> [What the exercise asks]: Identify every line containing the word "desktop" and reproduce each one.

# Start of Data section

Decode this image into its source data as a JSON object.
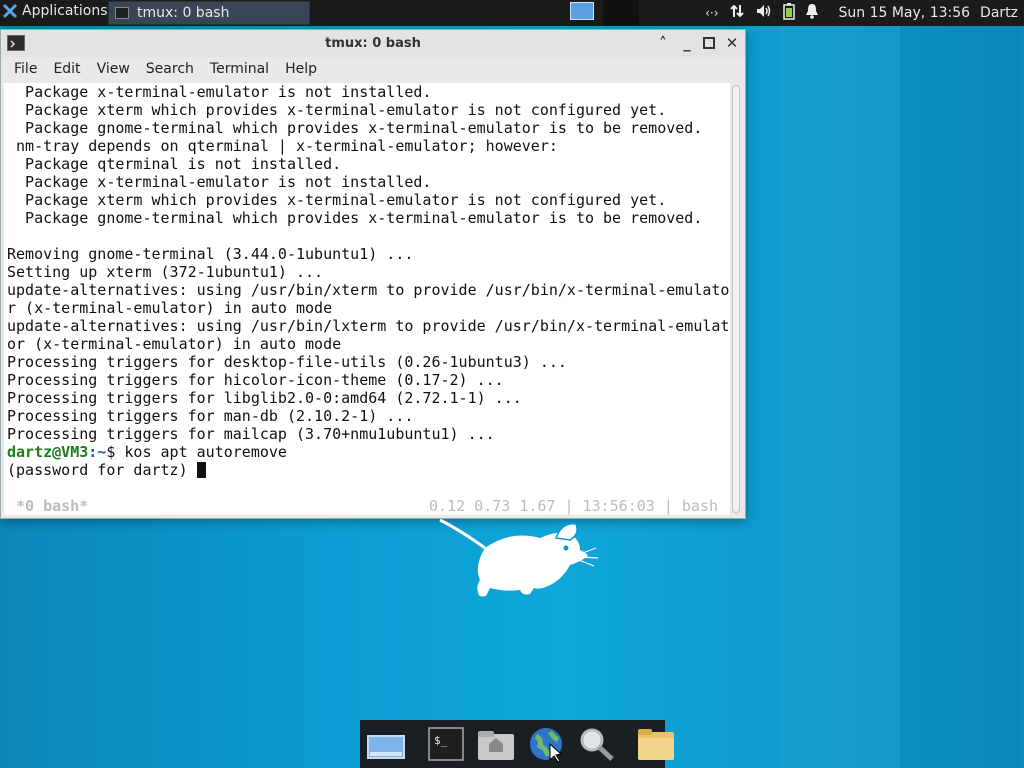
{
  "panel": {
    "applications_label": "Applications",
    "menu_indicator": "≡",
    "task_label": "tmux: 0 bash",
    "clock": "Sun 15 May, 13:56",
    "user": "Dartz"
  },
  "window": {
    "title": "tmux: 0 bash",
    "menu": [
      "File",
      "Edit",
      "View",
      "Search",
      "Terminal",
      "Help"
    ]
  },
  "terminal": {
    "lines": [
      "  Package x-terminal-emulator is not installed.",
      "  Package xterm which provides x-terminal-emulator is not configured yet.",
      "  Package gnome-terminal which provides x-terminal-emulator is to be removed.",
      " nm-tray depends on qterminal | x-terminal-emulator; however:",
      "  Package qterminal is not installed.",
      "  Package x-terminal-emulator is not installed.",
      "  Package xterm which provides x-terminal-emulator is not configured yet.",
      "  Package gnome-terminal which provides x-terminal-emulator is to be removed.",
      "",
      "Removing gnome-terminal (3.44.0-1ubuntu1) ...",
      "Setting up xterm (372-1ubuntu1) ...",
      "update-alternatives: using /usr/bin/xterm to provide /usr/bin/x-terminal-emulato",
      "r (x-terminal-emulator) in auto mode",
      "update-alternatives: using /usr/bin/lxterm to provide /usr/bin/x-terminal-emulat",
      "or (x-terminal-emulator) in auto mode",
      "Processing triggers for desktop-file-utils (0.26-1ubuntu3) ...",
      "Processing triggers for hicolor-icon-theme (0.17-2) ...",
      "Processing triggers for libglib2.0-0:amd64 (2.72.1-1) ...",
      "Processing triggers for man-db (2.10.2-1) ...",
      "Processing triggers for mailcap (3.70+nmu1ubuntu1) ..."
    ],
    "prompt_user": "dartz@VM3",
    "prompt_path": ":~",
    "prompt_symbol": "$ ",
    "command": "kos apt autoremove",
    "password_prompt": "(password for dartz) ",
    "status_left": "*0 bash*",
    "status_right": "0.12 0.73 1.67 | 13:56:03 | bash"
  },
  "colors": {
    "prompt_user": "#1a7f1a",
    "prompt_path": "#2255cc",
    "desktop": "#0a9bd1"
  },
  "icons": [
    "xfce-mouse-icon",
    "terminal-icon",
    "network-icon",
    "volume-icon",
    "battery-icon",
    "notification-icon",
    "show-desktop-icon",
    "home-folder-icon",
    "web-browser-icon",
    "search-icon",
    "files-icon"
  ]
}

# End of Data section

> [Final result]:
      "Processing triggers for desktop-file-utils (0.26-1ubuntu3) ...",
    "desktop": "#0a9bd1"
    "show-desktop-icon",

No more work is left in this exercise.